_RECORDED DATA:_
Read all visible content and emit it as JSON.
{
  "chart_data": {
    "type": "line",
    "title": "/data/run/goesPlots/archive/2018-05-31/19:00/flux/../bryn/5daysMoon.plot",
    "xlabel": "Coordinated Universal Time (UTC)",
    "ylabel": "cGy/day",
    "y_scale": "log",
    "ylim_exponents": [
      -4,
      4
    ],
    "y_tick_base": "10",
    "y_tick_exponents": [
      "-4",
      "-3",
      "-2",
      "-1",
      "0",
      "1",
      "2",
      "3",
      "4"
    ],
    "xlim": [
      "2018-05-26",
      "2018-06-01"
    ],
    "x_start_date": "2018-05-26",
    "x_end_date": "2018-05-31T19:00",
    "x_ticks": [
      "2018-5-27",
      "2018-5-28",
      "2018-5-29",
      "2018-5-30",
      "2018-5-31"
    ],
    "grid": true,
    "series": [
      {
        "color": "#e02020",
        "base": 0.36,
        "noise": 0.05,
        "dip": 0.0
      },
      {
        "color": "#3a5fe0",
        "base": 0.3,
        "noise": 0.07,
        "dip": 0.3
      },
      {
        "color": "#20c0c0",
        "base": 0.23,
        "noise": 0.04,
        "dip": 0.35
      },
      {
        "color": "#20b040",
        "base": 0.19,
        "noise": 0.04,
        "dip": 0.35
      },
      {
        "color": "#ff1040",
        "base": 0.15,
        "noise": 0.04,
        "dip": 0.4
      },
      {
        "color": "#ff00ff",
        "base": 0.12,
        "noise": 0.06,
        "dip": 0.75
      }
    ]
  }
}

_DESCRIPTION OF THE TASK:_ Which lines above contain "color"? Show each of them.

_CORRECT RESULT:_
        "color": "#e02020",
        "color": "#3a5fe0",
        "color": "#20c0c0",
        "color": "#20b040",
        "color": "#ff1040",
        "color": "#ff00ff",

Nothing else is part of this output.